THE REQUEST
Can you output the records below exactly as they are written?

MATERIAL FOR THIS EXERCISE
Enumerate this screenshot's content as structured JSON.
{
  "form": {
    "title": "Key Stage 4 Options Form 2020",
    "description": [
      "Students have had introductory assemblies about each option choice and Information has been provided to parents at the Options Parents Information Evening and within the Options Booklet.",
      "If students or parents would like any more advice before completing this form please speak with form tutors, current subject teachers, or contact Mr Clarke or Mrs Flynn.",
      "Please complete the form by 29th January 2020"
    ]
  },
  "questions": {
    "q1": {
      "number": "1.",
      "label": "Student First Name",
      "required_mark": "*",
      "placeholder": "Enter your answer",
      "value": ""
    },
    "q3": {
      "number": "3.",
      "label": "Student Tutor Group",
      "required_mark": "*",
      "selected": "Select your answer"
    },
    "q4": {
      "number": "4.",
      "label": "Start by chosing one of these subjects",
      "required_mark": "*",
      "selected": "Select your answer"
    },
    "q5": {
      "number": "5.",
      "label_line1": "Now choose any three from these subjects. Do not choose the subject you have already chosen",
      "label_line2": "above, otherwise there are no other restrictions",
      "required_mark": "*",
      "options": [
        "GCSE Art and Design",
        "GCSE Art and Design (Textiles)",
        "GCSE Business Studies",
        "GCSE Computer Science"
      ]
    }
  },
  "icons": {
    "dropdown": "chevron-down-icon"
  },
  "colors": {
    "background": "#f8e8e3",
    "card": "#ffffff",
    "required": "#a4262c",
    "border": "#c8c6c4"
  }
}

OUTPUT OF THE EXERCISE
Enumerate this screenshot's content as structured JSON.
{
  "form": {
    "title": "Key Stage 4 Options Form 2020",
    "description": [
      "Students have had introductory assemblies about each option choice and Information has been provided to parents at the Options Parents Information Evening and within the Options Booklet.",
      "If students or parents would like any more advice before completing this form please speak with form tutors, current subject teachers, or contact Mr Clarke or Mrs Flynn.",
      "Please complete the form by 29th January 2020"
    ]
  },
  "questions": {
    "q1": {
      "number": "1.",
      "label": "Student First Name",
      "required_mark": "*",
      "placeholder": "Enter your answer",
      "value": ""
    },
    "q3": {
      "number": "3.",
      "label": "Student Tutor Group",
      "required_mark": "*",
      "selected": "Select your answer"
    },
    "q4": {
      "number": "4.",
      "label": "Start by chosing one of these subjects",
      "required_mark": "*",
      "selected": "Select your answer"
    },
    "q5": {
      "number": "5.",
      "label_line1": "Now choose any three from these subjects. Do not choose the subject you have already chosen",
      "label_line2": "above, otherwise there are no other restrictions",
      "required_mark": "*",
      "options": [
        "GCSE Art and Design",
        "GCSE Art and Design (Textiles)",
        "GCSE Business Studies",
        "GCSE Computer Science"
      ]
    }
  },
  "icons": {
    "dropdown": "chevron-down-icon"
  },
  "colors": {
    "background": "#f8e8e3",
    "card": "#ffffff",
    "required": "#a4262c",
    "border": "#c8c6c4"
  }
}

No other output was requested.